▶ _WHAT THE EXERCISE ASKS_: Gather the lines that hold the string "Virey".
--- START LISTED ENTRIES ---
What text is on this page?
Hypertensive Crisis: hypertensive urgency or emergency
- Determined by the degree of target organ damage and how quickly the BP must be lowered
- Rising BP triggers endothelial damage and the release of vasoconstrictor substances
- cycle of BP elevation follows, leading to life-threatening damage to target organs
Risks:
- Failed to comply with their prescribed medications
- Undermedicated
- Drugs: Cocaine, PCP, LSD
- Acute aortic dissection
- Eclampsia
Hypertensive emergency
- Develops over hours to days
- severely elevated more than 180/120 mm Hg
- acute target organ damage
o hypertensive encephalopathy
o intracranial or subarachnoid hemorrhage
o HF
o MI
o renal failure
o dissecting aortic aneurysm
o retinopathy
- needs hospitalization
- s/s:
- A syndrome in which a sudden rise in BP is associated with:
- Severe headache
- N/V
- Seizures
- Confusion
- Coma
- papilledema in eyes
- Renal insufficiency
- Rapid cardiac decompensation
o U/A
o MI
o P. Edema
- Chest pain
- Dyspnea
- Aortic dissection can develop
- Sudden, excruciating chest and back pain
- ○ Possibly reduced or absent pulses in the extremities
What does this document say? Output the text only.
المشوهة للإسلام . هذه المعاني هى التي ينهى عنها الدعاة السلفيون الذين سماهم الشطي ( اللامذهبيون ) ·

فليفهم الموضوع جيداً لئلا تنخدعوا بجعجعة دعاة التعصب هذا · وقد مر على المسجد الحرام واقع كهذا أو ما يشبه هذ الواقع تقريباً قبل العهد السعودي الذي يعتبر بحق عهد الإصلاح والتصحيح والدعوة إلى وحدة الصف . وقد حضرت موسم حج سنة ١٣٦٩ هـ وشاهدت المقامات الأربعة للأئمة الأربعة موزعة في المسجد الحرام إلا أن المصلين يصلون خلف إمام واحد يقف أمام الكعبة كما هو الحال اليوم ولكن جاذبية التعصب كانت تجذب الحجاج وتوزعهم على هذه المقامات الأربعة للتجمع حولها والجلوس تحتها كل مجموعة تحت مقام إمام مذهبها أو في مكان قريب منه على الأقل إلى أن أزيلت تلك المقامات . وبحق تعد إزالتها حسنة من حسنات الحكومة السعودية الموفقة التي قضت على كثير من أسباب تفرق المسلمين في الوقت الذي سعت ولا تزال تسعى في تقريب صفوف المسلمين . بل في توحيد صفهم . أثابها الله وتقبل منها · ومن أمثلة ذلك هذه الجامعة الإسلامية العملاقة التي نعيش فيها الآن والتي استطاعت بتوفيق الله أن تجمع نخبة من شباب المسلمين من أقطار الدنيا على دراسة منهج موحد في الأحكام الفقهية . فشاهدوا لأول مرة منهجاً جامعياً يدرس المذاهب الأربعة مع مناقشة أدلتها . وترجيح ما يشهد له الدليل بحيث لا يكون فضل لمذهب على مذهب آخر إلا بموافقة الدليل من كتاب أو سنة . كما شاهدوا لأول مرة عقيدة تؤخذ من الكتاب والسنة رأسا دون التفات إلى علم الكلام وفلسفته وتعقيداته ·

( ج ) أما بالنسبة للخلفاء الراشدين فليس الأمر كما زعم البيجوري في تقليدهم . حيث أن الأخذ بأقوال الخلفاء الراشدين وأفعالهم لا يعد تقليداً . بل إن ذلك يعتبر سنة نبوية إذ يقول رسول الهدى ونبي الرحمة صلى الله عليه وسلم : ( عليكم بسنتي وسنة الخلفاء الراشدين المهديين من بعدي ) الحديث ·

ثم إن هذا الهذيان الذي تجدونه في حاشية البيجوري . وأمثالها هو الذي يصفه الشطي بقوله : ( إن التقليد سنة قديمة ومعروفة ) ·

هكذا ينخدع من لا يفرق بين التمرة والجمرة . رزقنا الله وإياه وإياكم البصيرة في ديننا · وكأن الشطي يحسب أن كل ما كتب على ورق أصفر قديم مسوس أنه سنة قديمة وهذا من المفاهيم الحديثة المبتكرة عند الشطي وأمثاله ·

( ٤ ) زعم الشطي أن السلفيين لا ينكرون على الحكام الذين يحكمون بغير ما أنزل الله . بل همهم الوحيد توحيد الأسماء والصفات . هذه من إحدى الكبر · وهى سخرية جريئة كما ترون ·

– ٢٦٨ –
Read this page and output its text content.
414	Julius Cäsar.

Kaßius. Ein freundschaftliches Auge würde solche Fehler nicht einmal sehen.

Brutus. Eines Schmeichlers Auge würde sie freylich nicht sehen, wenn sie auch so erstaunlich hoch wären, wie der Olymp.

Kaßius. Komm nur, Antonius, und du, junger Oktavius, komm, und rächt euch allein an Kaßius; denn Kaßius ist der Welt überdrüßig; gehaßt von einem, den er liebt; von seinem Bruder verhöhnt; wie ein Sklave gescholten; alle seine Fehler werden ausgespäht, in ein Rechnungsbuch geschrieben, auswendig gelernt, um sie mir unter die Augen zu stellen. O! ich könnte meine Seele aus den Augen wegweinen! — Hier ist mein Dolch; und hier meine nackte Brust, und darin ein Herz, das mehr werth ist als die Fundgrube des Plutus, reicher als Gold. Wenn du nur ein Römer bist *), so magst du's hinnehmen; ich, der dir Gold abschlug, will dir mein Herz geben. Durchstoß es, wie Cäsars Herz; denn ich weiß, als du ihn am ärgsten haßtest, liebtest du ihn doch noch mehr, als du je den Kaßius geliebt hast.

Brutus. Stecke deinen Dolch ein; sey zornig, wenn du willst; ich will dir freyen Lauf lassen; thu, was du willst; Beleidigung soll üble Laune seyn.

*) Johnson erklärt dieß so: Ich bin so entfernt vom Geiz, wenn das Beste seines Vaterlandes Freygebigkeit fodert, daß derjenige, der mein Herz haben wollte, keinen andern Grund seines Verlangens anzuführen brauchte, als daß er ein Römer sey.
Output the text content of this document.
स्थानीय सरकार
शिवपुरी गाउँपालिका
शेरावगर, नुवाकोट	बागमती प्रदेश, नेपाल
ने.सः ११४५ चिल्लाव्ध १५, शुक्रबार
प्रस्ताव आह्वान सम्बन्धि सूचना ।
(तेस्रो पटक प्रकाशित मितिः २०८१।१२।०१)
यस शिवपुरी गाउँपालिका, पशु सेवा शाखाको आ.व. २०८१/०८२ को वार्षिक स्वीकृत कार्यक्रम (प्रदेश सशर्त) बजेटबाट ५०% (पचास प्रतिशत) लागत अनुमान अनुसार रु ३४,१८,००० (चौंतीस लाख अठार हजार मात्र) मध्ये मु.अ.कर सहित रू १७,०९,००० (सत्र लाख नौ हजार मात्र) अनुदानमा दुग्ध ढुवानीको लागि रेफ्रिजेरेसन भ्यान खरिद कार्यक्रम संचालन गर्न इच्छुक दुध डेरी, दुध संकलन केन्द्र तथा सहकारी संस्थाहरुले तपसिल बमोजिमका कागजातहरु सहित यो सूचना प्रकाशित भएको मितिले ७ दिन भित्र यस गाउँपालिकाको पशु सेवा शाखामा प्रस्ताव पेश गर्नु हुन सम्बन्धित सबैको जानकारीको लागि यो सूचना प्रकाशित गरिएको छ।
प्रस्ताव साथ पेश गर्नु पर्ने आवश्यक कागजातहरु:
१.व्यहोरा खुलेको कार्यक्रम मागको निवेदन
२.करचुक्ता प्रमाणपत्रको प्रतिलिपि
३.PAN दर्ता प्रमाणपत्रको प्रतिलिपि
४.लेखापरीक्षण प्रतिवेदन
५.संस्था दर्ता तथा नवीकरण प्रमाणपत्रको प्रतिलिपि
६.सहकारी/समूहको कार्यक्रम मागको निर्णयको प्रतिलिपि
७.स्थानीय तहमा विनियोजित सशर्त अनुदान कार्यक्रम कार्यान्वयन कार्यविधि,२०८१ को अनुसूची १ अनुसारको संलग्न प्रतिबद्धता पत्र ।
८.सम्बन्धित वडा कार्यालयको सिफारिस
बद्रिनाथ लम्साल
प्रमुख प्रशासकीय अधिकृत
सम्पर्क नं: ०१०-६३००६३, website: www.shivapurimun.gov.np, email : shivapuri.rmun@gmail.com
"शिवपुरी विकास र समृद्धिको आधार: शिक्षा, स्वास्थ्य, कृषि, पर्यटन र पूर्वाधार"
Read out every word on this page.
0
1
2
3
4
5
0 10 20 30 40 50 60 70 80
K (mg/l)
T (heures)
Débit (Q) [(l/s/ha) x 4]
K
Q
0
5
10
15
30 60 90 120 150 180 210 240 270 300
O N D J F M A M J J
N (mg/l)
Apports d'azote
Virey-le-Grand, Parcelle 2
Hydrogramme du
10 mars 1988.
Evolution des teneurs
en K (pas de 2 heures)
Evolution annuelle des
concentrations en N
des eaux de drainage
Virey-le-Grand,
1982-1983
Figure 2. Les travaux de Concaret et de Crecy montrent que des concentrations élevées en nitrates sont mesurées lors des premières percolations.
--- END LISTED ENTRIES ---
▶ _COMPLETED TASK_:
Virey-le-Grand, Parcelle 2
Virey-le-Grand,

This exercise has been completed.